Stored data:
────
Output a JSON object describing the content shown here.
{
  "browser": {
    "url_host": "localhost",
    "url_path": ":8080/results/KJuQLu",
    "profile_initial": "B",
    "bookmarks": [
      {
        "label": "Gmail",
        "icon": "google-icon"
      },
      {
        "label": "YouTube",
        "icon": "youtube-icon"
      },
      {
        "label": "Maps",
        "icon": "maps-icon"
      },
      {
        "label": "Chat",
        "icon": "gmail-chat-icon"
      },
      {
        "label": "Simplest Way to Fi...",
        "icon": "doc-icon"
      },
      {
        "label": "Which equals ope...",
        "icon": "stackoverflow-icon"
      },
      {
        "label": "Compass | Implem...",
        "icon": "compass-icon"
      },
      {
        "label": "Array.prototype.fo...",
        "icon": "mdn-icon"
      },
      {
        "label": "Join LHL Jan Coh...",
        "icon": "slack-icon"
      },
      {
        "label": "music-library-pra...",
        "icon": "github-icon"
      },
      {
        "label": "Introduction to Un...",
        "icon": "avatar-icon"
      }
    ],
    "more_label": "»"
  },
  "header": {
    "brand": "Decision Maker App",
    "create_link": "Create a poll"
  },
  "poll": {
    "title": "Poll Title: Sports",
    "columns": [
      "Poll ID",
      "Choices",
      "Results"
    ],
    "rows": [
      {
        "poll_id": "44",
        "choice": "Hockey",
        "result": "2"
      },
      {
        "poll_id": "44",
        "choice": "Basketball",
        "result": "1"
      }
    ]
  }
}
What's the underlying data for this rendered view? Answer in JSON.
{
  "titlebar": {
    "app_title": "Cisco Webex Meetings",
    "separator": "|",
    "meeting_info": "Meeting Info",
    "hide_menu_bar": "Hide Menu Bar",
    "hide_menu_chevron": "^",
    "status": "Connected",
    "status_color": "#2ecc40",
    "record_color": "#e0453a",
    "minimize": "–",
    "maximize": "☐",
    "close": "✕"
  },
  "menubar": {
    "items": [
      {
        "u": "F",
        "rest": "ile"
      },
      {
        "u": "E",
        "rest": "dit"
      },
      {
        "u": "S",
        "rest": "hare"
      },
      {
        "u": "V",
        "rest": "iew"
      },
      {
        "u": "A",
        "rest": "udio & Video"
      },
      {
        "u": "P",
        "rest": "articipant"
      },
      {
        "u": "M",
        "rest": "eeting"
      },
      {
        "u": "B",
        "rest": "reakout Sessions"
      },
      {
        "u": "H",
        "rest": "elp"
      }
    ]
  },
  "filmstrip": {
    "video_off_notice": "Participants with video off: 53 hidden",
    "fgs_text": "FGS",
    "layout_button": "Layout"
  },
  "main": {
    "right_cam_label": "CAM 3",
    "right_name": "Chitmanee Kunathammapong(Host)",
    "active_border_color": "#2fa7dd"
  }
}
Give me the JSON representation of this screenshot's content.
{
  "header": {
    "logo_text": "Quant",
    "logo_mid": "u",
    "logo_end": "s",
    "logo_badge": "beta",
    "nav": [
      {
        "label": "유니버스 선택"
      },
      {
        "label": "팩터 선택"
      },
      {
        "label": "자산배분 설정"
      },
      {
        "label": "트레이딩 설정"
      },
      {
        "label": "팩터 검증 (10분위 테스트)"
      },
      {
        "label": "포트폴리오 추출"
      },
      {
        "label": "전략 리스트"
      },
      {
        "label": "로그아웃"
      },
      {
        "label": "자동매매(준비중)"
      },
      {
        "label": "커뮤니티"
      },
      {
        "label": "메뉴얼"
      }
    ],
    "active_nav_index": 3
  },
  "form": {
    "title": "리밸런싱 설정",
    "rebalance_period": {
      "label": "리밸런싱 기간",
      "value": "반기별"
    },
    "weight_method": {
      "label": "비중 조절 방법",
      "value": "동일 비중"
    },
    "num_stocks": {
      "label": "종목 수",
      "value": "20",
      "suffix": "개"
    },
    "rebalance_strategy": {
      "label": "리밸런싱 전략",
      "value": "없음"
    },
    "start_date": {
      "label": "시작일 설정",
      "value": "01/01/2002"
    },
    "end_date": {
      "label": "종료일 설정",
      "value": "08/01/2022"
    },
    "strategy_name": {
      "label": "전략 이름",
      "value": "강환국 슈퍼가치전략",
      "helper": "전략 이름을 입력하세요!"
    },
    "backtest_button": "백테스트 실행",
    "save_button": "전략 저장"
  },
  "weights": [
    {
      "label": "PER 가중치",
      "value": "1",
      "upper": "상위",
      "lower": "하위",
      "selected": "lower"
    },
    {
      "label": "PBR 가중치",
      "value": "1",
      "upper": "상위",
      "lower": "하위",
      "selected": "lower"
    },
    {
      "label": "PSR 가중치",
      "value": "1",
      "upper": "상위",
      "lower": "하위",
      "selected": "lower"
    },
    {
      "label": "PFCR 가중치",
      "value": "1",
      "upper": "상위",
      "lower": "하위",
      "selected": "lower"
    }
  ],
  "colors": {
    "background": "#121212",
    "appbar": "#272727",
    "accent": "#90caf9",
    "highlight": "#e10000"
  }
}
────
*DIRECTIONS FOR THIS TASK*. From the listing above, copy all lines holding the word "icon".

*FINISHED TASK*.
        "icon": "google-icon"
        "icon": "youtube-icon"
        "icon": "maps-icon"
        "icon": "gmail-chat-icon"
        "icon": "doc-icon"
        "icon": "stackoverflow-icon"
        "icon": "compass-icon"
        "icon": "mdn-icon"
        "icon": "slack-icon"
        "icon": "github-icon"
        "icon": "avatar-icon"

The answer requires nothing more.